(Items from a data source)

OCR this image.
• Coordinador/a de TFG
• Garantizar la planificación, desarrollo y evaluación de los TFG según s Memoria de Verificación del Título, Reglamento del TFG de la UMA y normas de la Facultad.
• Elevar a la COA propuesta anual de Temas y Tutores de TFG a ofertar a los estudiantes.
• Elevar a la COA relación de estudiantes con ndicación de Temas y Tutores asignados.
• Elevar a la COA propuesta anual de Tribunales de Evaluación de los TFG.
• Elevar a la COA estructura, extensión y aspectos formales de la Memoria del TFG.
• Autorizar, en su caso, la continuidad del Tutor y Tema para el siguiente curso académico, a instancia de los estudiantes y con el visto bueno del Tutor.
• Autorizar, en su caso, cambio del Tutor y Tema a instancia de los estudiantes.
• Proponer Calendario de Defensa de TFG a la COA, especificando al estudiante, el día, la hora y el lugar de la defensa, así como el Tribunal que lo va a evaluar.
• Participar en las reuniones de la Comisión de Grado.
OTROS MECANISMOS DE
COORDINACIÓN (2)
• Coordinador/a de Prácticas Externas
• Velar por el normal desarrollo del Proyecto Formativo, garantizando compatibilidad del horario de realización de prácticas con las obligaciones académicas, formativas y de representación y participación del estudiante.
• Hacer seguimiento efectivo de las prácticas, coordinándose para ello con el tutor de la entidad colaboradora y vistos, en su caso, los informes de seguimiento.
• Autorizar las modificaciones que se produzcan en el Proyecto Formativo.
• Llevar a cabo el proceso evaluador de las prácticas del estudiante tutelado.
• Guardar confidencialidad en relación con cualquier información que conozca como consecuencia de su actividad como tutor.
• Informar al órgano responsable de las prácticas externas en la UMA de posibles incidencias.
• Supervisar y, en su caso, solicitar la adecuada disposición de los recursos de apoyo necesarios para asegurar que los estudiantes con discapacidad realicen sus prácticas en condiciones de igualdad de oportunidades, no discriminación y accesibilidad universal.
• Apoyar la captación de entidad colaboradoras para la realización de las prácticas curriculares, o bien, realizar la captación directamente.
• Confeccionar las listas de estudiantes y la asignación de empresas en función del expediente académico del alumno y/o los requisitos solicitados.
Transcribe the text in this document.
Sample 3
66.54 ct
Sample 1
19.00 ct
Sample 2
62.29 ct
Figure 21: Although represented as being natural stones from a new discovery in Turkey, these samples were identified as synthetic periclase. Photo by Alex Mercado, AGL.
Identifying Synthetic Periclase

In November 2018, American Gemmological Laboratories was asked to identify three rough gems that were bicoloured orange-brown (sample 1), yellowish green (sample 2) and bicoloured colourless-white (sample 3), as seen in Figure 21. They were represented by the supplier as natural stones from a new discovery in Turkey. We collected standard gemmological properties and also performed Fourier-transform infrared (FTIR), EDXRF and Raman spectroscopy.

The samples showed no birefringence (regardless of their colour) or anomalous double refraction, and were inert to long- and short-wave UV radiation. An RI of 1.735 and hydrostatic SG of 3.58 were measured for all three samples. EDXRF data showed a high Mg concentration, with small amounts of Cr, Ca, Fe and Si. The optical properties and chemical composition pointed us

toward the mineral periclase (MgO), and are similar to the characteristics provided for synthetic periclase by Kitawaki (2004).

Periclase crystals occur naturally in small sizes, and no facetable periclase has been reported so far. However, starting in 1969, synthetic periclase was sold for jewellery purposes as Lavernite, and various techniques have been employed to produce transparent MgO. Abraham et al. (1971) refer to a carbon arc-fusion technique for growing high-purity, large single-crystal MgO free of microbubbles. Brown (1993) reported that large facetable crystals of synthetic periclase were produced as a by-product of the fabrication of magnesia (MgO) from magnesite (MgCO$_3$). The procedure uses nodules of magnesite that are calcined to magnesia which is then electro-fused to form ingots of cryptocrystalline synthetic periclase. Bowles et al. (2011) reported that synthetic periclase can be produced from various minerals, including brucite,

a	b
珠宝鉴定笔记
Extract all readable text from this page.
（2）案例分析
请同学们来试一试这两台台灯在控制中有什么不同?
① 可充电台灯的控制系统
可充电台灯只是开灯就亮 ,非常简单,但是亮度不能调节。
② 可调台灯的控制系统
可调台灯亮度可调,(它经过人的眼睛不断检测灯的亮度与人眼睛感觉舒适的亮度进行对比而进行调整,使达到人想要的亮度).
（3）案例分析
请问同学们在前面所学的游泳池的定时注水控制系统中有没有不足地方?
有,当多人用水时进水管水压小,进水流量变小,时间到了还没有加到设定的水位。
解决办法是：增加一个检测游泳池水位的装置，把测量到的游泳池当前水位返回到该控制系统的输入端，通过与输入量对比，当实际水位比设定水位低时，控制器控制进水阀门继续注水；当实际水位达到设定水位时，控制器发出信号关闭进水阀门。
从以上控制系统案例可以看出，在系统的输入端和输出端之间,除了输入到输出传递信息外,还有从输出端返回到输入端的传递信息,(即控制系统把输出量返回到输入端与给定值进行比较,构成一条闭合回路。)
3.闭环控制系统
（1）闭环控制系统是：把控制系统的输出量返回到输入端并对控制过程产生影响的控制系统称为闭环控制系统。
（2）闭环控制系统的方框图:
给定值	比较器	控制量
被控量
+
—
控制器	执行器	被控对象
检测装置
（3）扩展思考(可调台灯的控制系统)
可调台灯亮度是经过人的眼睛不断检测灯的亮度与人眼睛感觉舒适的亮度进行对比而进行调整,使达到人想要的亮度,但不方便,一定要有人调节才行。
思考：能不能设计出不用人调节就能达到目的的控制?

**Set task**
Repeat exactly, and only, the lines of the records above, starting with the line that contains "Extract all readable text from this page." and ending with the final line, both included.

**Solution to this task**
Extract all readable text from this page.
（2）案例分析
请同学们来试一试这两台台灯在控制中有什么不同?
① 可充电台灯的控制系统
可充电台灯只是开灯就亮 ,非常简单,但是亮度不能调节。
② 可调台灯的控制系统
可调台灯亮度可调,(它经过人的眼睛不断检测灯的亮度与人眼睛感觉舒适的亮度进行对比而进行调整,使达到人想要的亮度).
（3）案例分析
请问同学们在前面所学的游泳池的定时注水控制系统中有没有不足地方?
有,当多人用水时进水管水压小,进水流量变小,时间到了还没有加到设定的水位。
解决办法是：增加一个检测游泳池水位的装置，把测量到的游泳池当前水位返回到该控制系统的输入端，通过与输入量对比，当实际水位比设定水位低时，控制器控制进水阀门继续注水；当实际水位达到设定水位时，控制器发出信号关闭进水阀门。
从以上控制系统案例可以看出，在系统的输入端和输出端之间,除了输入到输出传递信息外,还有从输出端返回到输入端的传递信息,(即控制系统把输出量返回到输入端与给定值进行比较,构成一条闭合回路。)
3.闭环控制系统
（1）闭环控制系统是：把控制系统的输出量返回到输入端并对控制过程产生影响的控制系统称为闭环控制系统。
（2）闭环控制系统的方框图:
给定值	比较器	控制量
被控量
+
—
控制器	执行器	被控对象
检测装置
（3）扩展思考(可调台灯的控制系统)
可调台灯亮度是经过人的眼睛不断检测灯的亮度与人眼睛感觉舒适的亮度进行对比而进行调整,使达到人想要的亮度,但不方便,一定要有人调节才行。
思考：能不能设计出不用人调节就能达到目的的控制?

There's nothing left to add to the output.